BRIEF
From the entries that follow, extract each line holding the string "JSON".

MATERIAL FOR THIS TASK
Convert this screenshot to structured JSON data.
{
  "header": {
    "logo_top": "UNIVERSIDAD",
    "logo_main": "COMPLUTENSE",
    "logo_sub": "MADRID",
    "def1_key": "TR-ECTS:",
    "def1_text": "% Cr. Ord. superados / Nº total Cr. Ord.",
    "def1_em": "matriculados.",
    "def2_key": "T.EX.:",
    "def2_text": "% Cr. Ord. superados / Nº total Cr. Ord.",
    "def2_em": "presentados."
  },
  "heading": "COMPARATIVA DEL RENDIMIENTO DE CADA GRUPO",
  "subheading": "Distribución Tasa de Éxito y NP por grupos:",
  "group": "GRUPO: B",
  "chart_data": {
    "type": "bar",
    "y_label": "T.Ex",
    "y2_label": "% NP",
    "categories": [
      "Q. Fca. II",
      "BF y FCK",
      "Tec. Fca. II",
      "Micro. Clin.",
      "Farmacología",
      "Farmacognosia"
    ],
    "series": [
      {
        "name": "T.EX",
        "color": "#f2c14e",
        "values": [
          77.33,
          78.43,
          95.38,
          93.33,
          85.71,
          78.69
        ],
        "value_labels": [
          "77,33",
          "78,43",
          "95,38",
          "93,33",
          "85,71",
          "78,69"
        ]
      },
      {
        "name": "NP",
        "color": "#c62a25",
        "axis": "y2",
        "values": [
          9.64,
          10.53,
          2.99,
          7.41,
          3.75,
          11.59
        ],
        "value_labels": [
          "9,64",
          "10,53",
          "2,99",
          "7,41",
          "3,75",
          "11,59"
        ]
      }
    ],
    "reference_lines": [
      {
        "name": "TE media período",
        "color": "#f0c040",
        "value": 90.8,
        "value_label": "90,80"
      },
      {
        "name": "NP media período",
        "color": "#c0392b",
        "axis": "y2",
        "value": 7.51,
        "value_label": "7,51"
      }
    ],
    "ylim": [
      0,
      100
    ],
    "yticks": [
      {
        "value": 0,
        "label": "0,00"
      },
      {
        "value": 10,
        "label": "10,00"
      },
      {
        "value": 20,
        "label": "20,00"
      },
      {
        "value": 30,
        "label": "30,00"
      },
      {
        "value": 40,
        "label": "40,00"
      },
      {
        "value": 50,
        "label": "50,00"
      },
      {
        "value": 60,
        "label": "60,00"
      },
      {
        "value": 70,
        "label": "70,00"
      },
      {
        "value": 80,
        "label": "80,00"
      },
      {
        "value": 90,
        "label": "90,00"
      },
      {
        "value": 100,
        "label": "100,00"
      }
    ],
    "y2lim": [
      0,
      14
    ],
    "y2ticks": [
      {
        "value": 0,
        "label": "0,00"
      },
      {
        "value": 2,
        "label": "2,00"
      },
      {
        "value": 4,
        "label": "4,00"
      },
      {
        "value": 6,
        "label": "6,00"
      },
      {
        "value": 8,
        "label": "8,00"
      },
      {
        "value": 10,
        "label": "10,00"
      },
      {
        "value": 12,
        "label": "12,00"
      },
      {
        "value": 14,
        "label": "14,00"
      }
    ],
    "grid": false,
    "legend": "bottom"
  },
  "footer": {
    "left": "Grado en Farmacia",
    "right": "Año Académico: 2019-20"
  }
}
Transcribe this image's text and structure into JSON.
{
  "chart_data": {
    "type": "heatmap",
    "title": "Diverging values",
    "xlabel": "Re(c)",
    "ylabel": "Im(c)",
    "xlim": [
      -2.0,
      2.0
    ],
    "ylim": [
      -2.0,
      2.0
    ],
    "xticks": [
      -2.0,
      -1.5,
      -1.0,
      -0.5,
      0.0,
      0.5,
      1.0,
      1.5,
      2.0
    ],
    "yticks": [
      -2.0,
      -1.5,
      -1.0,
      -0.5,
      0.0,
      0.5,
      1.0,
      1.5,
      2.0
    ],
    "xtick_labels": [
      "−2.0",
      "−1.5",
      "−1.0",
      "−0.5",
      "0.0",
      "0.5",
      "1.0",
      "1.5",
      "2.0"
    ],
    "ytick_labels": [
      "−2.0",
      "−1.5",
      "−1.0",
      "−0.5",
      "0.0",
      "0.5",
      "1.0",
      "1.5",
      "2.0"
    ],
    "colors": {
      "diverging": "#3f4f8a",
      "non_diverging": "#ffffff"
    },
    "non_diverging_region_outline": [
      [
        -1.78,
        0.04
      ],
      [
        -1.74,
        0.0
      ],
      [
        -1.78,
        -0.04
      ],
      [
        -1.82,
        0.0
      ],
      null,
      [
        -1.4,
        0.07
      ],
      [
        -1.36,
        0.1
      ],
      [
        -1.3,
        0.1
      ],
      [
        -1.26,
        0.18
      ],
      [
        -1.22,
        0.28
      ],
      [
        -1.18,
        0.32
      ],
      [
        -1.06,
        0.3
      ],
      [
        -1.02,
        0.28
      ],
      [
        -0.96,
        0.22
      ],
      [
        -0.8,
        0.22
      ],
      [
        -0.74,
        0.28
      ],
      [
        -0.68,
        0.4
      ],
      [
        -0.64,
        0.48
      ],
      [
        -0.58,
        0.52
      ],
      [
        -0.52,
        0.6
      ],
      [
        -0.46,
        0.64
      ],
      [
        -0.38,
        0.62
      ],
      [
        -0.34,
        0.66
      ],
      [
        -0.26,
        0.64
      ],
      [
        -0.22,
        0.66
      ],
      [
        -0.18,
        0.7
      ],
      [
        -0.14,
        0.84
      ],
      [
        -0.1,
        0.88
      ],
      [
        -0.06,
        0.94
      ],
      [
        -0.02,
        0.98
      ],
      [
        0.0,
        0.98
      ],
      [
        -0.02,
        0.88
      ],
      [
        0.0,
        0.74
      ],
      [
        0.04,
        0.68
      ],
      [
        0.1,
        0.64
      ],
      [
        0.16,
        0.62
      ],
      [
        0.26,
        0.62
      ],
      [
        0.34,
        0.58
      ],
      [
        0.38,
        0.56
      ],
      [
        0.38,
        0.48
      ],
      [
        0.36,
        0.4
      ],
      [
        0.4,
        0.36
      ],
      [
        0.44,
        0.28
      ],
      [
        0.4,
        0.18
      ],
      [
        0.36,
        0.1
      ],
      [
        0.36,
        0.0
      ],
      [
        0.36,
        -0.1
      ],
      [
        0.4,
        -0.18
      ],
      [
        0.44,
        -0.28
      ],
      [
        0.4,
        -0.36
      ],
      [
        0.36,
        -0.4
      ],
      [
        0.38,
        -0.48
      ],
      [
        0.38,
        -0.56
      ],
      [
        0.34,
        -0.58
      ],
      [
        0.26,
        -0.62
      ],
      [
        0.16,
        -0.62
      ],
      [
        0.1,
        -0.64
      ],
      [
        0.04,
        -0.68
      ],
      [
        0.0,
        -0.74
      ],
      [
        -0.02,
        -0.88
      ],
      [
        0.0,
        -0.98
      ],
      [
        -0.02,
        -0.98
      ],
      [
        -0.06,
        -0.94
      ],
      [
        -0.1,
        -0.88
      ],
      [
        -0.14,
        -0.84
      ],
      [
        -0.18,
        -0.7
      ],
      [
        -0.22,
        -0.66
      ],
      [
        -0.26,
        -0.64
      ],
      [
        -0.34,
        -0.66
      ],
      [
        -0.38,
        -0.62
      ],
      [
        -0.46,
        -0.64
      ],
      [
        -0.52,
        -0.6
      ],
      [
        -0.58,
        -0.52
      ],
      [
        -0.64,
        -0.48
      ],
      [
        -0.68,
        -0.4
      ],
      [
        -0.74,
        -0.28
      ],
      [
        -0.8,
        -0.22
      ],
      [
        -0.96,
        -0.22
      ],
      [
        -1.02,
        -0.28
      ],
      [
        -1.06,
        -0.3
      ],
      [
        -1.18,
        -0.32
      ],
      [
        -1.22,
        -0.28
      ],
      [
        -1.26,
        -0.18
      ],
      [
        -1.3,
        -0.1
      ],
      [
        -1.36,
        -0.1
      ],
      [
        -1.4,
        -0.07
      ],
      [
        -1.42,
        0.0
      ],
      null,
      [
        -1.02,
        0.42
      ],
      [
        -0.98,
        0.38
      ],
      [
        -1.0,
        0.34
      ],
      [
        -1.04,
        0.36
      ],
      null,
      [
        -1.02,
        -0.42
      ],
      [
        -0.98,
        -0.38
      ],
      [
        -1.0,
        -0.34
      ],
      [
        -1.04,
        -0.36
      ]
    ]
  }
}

EXERCISE SOLUTION
Convert this screenshot to structured JSON data.
Transcribe this image's text and structure into JSON.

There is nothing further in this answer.